— BEGIN Task material —

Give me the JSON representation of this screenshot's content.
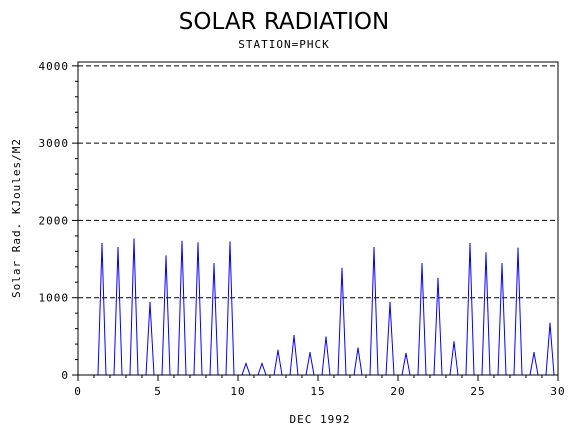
{
  "chart_data": {
    "type": "line",
    "title": "SOLAR RADIATION",
    "subtitle": "STATION=PHCK",
    "xlabel": "DEC 1992",
    "ylabel": "Solar Rad. KJoules/M2",
    "xlim": [
      0,
      30
    ],
    "ylim": [
      0,
      4050
    ],
    "x_ticks": [
      0,
      5,
      10,
      15,
      20,
      25,
      30
    ],
    "x_tick_labels": [
      "0",
      "5",
      "10",
      "15",
      "20",
      "25",
      "30"
    ],
    "y_ticks": [
      0,
      1000,
      2000,
      3000,
      4000
    ],
    "y_tick_labels": [
      "0",
      "1000",
      "2000",
      "3000",
      "4000"
    ],
    "grid": "horizontal-dashed",
    "line_color": "#0000ff",
    "series": [
      {
        "x": [
          1.25,
          1.5,
          1.75,
          2.25,
          2.5,
          2.75,
          3.25,
          3.5,
          3.75,
          4.25,
          4.5,
          4.75,
          5.25,
          5.5,
          5.75,
          6.25,
          6.5,
          6.75,
          7.25,
          7.5,
          7.75,
          8.25,
          8.5,
          8.75,
          9.25,
          9.5,
          9.75,
          10.25,
          10.5,
          10.75,
          11.25,
          11.5,
          11.75,
          12.25,
          12.5,
          12.75,
          13.25,
          13.5,
          13.75,
          14.25,
          14.5,
          14.75,
          15.25,
          15.5,
          15.75,
          16.25,
          16.5,
          16.75,
          17.25,
          17.5,
          17.75,
          18.25,
          18.5,
          18.75,
          19.25,
          19.5,
          19.75,
          20.25,
          20.5,
          20.75,
          21.25,
          21.5,
          21.75,
          22.25,
          22.5,
          22.75,
          23.25,
          23.5,
          23.75,
          24.25,
          24.5,
          24.75,
          25.25,
          25.5,
          25.75,
          26.25,
          26.5,
          26.75,
          27.25,
          27.5,
          27.75,
          28.25,
          28.5,
          28.75,
          29.25,
          29.5,
          29.75
        ],
        "y": [
          0,
          1700,
          0,
          0,
          1650,
          0,
          0,
          1760,
          0,
          0,
          940,
          0,
          0,
          1540,
          0,
          0,
          1730,
          0,
          0,
          1710,
          0,
          0,
          1440,
          0,
          0,
          1720,
          0,
          0,
          150,
          0,
          0,
          150,
          0,
          0,
          320,
          0,
          0,
          510,
          0,
          0,
          290,
          0,
          0,
          490,
          0,
          0,
          1380,
          0,
          0,
          350,
          0,
          0,
          1650,
          0,
          0,
          940,
          0,
          0,
          280,
          0,
          0,
          1440,
          0,
          0,
          1250,
          0,
          0,
          430,
          0,
          0,
          1700,
          0,
          0,
          1580,
          0,
          0,
          1440,
          0,
          0,
          1640,
          0,
          0,
          290,
          0,
          0,
          670,
          0
        ]
      }
    ]
  }
}
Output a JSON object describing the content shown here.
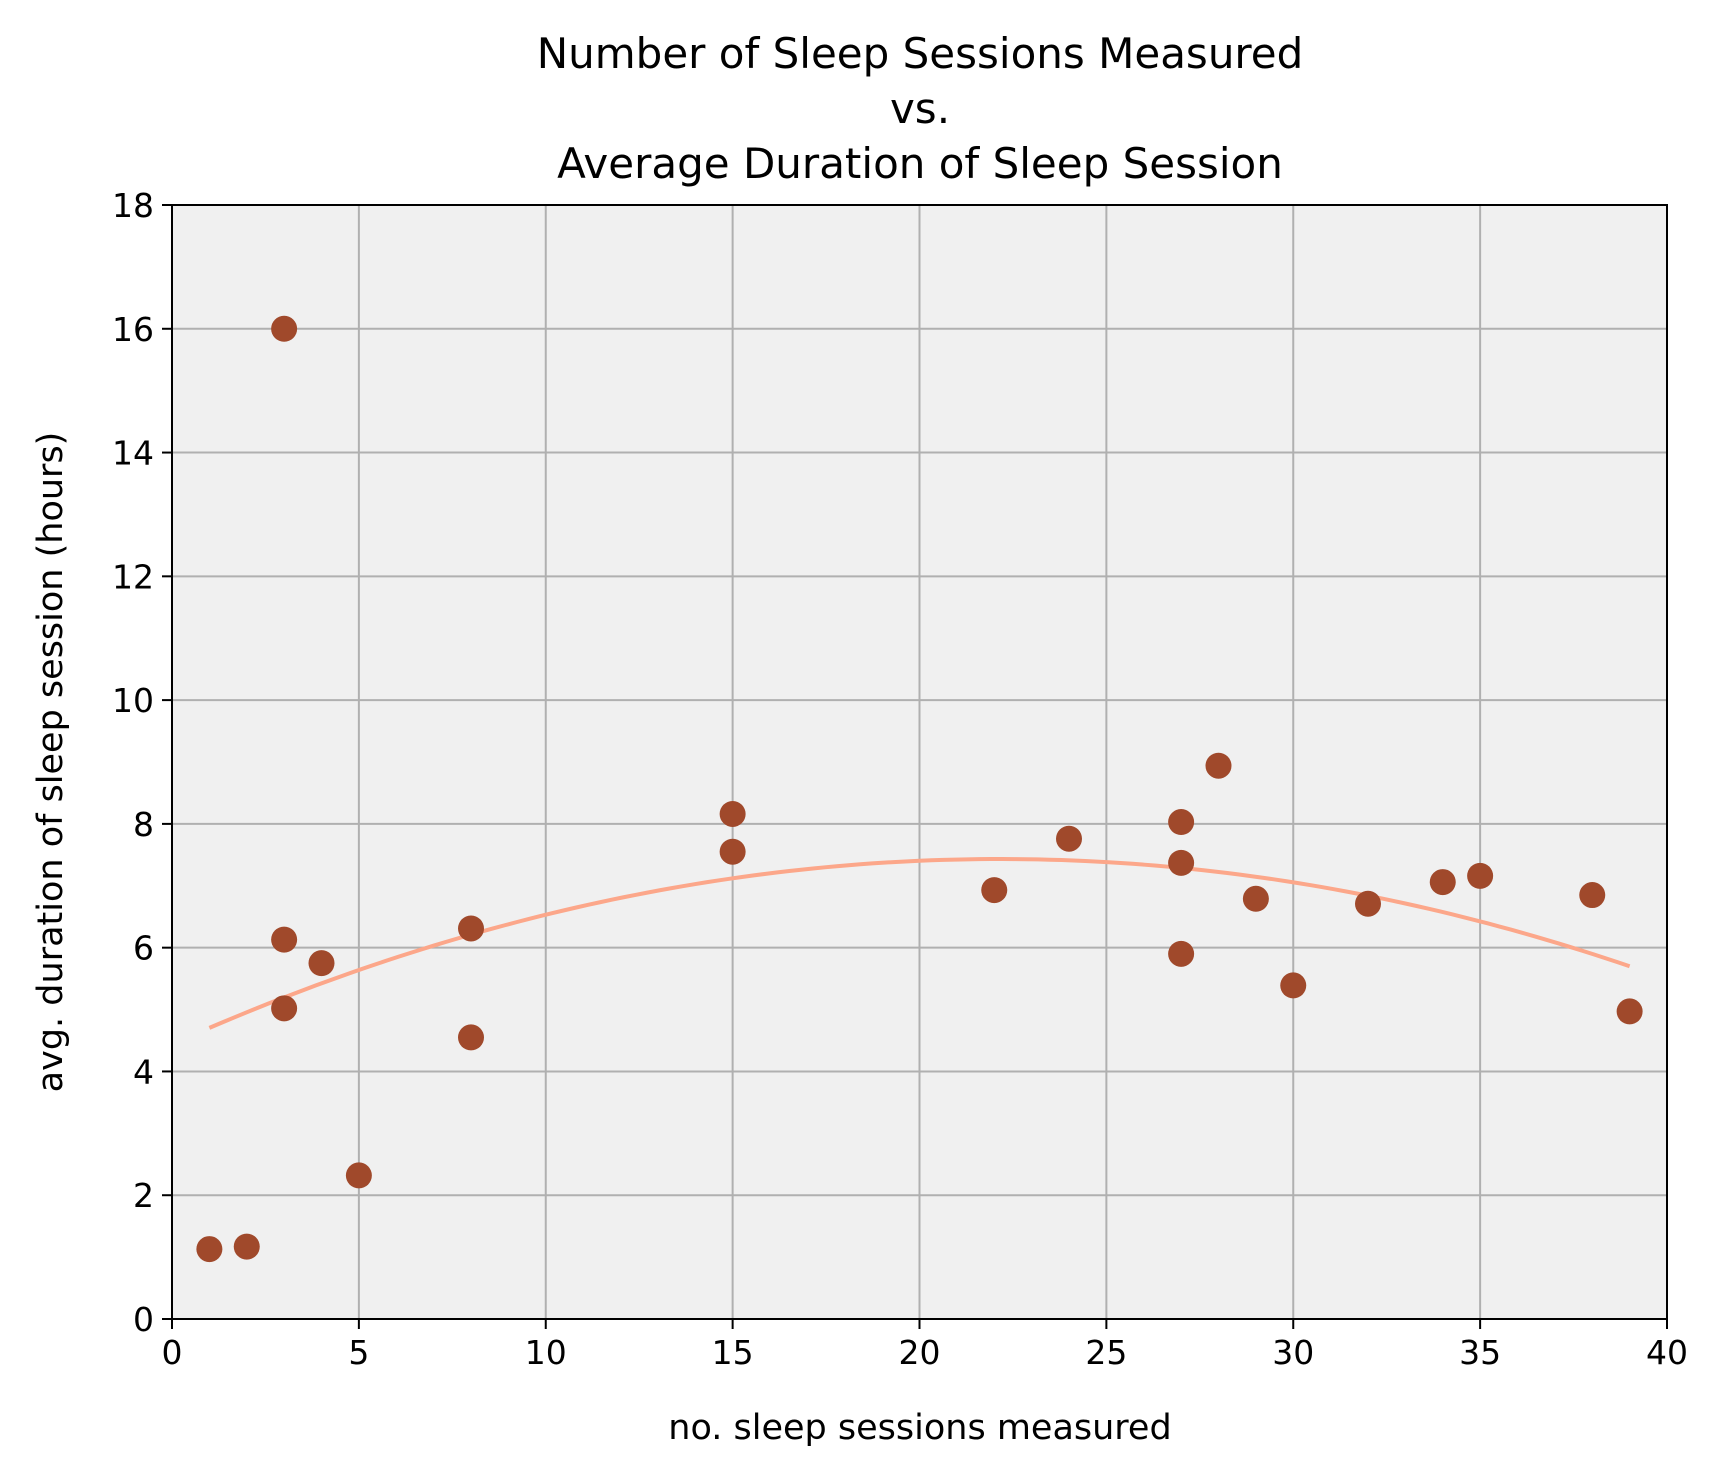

— END Task material —

- Task details -
Search the records above for "JSON". Copy each line where it is found.

- Full answer -
Give me the JSON representation of this screenshot's content.
Output a JSON object describing the content shown here.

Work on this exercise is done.